Start of Reading passage
Library
Stern School of Business
FINC-UB 62 Applications in Entrepreneurial Finance: Fintech (Offered Fall '23):
This course examines the lifecycle of high-growth new ventures (i.e. startups), with a focus on how they are funded. We will follow a successful startup’s path from founding through the stages of new venture finance. These include developing a business plan and its financials, the core skills of valuation, the venture capital industry, and how entrepreneurs and investors realize returns. Through examples of specific companies and technologies, we will also learn about the emerging landscape of financial technology (fintech) startups. We will consider the following subsectors, where startups are either seeking to displace incumbents or sell them their services: personal finance, blockchain, equity crowdfunding, lending (peer-to-peer and AI-augmented), payments, insurance, institutional investment, and money transfer.
End of Reading passage
Written problem
Print the course description for the fintech finance class again word for word, in full. The entries can be skipped.
Start of Material shown
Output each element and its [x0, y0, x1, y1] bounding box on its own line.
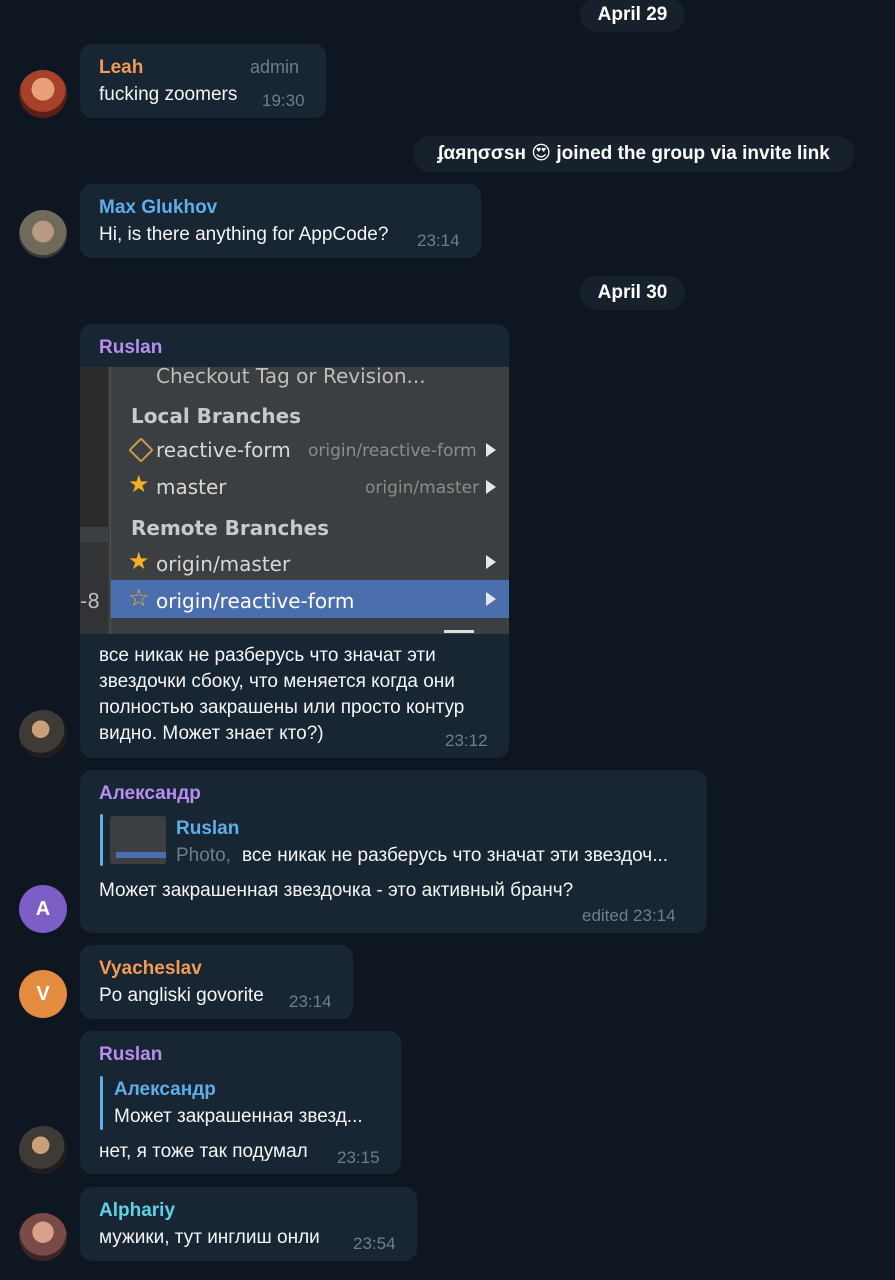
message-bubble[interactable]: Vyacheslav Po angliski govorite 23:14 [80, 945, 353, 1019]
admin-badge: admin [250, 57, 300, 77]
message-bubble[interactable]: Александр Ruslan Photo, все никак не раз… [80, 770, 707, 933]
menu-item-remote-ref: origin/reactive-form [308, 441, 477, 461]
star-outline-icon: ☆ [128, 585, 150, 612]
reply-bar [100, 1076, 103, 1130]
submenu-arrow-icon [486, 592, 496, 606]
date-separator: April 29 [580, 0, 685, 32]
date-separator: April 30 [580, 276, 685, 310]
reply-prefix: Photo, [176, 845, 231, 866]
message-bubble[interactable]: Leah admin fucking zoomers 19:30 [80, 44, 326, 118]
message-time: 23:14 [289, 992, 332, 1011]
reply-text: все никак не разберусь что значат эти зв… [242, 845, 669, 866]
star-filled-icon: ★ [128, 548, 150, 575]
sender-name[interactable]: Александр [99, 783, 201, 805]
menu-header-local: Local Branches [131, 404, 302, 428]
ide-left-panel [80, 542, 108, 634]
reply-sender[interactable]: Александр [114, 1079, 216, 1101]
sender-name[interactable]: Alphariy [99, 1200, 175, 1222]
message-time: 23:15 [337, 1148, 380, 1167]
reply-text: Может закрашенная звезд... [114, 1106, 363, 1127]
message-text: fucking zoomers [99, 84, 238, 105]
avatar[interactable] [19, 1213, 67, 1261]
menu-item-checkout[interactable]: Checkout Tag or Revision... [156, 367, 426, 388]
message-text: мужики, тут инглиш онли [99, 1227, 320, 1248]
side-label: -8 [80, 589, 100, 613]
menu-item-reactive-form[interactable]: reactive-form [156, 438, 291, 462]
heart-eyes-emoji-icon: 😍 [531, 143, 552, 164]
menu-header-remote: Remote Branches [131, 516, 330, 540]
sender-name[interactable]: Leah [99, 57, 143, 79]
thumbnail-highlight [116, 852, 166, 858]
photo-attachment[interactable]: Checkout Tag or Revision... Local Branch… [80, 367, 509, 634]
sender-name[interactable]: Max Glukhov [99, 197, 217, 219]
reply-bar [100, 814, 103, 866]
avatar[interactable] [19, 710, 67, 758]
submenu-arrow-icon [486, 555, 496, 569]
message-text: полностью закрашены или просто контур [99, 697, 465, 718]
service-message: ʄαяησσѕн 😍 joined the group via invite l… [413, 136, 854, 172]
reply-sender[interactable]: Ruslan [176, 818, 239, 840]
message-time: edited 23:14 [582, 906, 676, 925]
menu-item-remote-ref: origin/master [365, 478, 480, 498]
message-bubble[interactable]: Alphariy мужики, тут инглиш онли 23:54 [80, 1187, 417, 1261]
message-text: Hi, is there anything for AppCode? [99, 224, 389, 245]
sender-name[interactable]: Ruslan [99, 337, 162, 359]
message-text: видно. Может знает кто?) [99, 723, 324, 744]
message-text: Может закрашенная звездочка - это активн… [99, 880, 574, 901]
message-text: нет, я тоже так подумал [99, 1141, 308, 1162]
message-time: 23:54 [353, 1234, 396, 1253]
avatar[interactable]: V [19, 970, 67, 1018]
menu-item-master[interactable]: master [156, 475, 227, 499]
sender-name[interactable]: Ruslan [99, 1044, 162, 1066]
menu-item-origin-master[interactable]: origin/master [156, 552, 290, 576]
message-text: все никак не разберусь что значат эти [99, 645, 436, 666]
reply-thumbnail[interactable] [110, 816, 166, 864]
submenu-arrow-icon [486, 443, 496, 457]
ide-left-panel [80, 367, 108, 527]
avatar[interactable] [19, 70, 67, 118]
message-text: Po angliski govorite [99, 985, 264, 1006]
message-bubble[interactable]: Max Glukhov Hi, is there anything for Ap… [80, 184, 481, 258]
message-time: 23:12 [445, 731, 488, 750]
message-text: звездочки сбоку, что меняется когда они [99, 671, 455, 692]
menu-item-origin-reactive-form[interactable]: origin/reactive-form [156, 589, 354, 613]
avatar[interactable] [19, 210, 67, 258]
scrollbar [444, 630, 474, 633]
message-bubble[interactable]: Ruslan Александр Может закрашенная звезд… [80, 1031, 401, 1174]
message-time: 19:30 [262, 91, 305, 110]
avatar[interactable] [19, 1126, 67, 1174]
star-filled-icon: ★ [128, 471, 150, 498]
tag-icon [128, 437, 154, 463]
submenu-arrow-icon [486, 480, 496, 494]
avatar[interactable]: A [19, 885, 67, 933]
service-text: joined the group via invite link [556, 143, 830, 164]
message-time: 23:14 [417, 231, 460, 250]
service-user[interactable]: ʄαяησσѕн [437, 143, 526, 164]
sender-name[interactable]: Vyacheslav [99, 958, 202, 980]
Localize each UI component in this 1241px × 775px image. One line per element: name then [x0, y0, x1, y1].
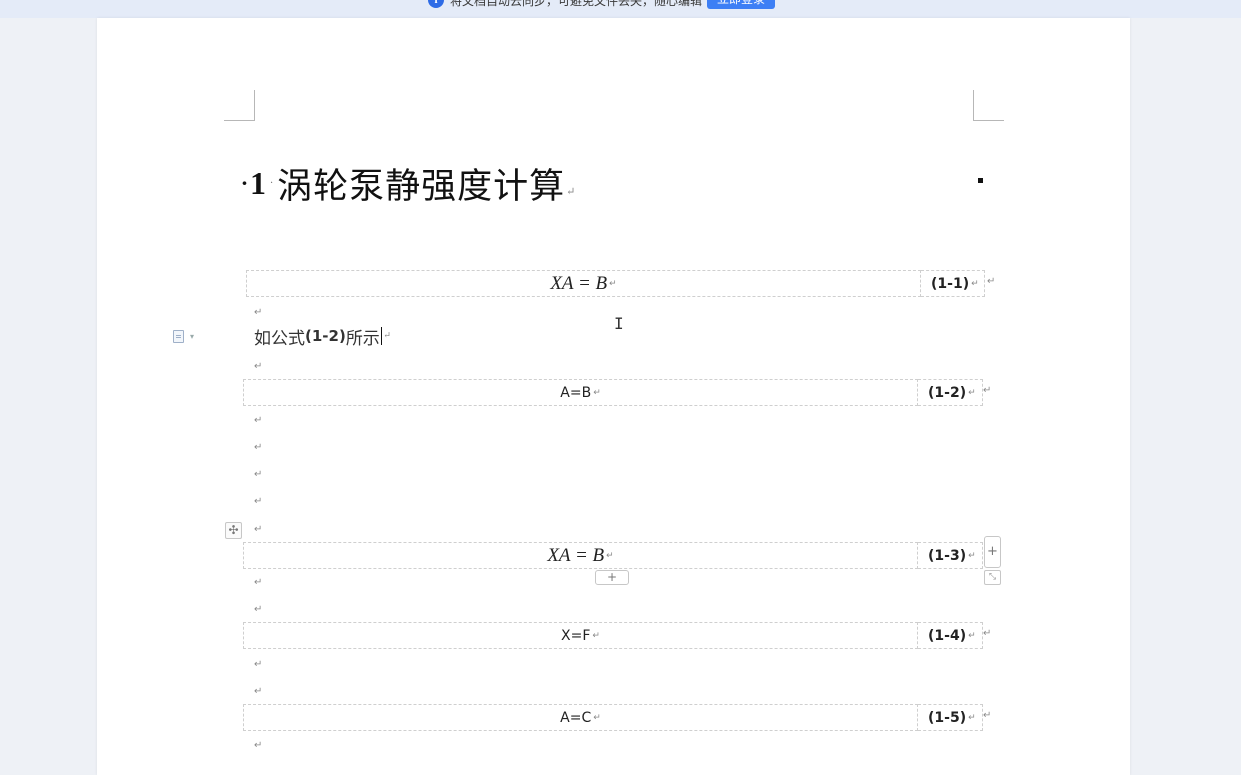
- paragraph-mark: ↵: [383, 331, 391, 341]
End of Material shown
Completed task
Library
Stern School of Business
FINC-UB 62 Applications in Entrepreneurial Finance: Fintech (Offered Fall '23):
This course examines the lifecycle of high-growth new ventures (i.e. startups), with a focus on how they are funded. We will follow a successful startup’s path from founding through the stages of new venture finance. These include developing a business plan and its financials, the core skills of valuation, the venture capital industry, and how entrepreneurs and investors realize returns. Through examples of specific companies and technologies, we will also learn about the emerging landscape of financial technology (fintech) startups. We will consider the following subsectors, where startups are either seeking to displace incumbents or sell them their services: personal finance, blockchain, equity crowdfunding, lending (peer-to-peer and AI-augmented), payments, insurance, institutional investment, and money transfer.